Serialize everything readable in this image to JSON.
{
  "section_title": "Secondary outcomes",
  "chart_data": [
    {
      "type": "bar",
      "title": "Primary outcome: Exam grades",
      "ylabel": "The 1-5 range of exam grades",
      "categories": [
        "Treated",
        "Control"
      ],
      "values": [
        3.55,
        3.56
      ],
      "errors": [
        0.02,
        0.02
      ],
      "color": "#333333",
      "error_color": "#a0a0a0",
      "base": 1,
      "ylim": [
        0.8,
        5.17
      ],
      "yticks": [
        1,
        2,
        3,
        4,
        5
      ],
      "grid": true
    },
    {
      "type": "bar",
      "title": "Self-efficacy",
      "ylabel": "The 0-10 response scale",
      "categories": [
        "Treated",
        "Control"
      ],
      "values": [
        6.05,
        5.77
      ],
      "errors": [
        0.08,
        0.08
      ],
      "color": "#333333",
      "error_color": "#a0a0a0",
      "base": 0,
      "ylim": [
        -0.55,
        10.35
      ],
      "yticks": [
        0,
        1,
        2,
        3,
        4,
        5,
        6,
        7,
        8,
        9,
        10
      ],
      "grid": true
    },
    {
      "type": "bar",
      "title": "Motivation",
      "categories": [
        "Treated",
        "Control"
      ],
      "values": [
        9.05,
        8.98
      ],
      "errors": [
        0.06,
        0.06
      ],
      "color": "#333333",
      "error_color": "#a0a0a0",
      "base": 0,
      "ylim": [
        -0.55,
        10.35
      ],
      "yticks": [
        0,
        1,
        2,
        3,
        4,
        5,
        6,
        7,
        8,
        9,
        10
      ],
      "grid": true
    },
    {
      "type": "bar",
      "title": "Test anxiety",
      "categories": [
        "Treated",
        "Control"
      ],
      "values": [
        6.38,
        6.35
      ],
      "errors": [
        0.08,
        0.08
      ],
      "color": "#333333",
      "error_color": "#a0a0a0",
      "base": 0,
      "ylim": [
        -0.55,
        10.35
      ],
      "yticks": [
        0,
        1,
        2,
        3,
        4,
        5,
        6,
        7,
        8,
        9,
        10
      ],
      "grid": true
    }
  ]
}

----------------------------------------

> [TASK STATEMENT] State how many lines in the records above contain the word "ylabel", and give only that number.

> [WRITTEN REPLY] 2